_Prompt:_ Where a line contains the word "Troppau", copy that line in full.

_Supplied information:_
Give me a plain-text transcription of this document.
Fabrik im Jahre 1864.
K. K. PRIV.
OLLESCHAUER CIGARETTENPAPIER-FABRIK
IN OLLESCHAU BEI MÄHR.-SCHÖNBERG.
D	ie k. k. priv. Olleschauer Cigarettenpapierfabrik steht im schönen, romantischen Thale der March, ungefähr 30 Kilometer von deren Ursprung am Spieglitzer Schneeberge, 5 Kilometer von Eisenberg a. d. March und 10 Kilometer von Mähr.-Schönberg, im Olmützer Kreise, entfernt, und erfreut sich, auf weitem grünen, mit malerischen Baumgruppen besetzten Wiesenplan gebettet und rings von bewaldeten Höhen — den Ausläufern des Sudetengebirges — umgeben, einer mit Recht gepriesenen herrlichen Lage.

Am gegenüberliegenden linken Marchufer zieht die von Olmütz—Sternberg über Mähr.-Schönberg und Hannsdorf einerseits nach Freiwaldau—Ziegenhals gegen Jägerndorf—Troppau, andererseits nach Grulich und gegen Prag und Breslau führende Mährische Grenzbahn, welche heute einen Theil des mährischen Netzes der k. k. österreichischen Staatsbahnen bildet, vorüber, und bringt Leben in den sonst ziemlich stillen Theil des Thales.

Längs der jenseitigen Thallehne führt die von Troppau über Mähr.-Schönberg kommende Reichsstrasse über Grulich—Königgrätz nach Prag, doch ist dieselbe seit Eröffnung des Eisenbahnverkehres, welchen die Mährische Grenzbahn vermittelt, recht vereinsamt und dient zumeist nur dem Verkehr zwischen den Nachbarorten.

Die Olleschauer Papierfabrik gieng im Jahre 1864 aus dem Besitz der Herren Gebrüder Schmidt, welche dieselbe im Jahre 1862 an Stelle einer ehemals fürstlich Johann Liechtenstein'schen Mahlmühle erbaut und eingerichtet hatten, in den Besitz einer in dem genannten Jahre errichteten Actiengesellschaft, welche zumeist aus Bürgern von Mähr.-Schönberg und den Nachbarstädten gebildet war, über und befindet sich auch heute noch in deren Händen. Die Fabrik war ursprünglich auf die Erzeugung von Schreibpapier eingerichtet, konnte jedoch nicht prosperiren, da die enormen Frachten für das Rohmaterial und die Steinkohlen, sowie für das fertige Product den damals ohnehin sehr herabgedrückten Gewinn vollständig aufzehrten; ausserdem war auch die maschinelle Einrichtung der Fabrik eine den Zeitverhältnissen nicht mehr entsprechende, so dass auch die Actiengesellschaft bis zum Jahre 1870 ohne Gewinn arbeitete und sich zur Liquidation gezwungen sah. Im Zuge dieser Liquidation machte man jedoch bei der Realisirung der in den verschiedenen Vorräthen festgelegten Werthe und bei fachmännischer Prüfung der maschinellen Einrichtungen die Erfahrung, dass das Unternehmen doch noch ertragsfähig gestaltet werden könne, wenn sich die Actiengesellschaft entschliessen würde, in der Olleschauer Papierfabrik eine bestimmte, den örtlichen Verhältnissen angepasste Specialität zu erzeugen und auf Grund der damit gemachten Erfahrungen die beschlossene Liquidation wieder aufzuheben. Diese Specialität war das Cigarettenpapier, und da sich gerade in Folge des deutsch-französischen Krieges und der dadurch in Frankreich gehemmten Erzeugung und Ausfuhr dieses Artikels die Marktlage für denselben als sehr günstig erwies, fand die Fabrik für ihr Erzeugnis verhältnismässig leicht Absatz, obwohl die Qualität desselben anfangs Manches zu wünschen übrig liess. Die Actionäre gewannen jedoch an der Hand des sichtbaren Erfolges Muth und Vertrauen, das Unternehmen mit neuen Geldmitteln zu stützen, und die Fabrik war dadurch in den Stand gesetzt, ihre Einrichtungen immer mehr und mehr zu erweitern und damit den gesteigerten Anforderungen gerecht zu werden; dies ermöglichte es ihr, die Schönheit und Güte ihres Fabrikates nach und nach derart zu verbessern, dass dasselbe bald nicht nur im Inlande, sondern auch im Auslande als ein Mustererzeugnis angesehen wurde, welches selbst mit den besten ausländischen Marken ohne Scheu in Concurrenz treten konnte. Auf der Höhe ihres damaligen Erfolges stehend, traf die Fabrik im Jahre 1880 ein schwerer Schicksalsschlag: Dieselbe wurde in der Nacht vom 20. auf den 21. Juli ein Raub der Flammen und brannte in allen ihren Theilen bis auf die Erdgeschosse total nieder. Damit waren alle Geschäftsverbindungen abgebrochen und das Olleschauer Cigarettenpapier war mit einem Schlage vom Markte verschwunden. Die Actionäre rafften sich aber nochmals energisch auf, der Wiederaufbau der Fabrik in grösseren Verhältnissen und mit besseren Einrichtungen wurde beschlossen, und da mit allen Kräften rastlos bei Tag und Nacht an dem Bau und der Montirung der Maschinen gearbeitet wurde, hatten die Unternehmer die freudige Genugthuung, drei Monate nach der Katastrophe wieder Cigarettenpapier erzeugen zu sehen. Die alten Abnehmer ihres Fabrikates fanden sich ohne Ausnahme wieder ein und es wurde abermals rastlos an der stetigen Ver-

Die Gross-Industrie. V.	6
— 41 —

_Problem solution:_
Am gegenüberliegenden linken Marchufer zieht die von Olmütz—Sternberg über Mähr.-Schönberg und Hannsdorf einerseits nach Freiwaldau—Ziegenhals gegen Jägerndorf—Troppau, andererseits nach Grulich und gegen Prag und Breslau führende Mährische Grenzbahn, welche heute einen Theil des mährischen Netzes der k. k. österreichischen Staatsbahnen bildet, vorüber, und bringt Leben in den sonst ziemlich stillen Theil des Thales.
Längs der jenseitigen Thallehne führt die von Troppau über Mähr.-Schönberg kommende Reichsstrasse über Grulich—Königgrätz nach Prag, doch ist dieselbe seit Eröffnung des Eisenbahnverkehres, welchen die Mährische Grenzbahn vermittelt, recht vereinsamt und dient zumeist nur dem Verkehr zwischen den Nachbarorten.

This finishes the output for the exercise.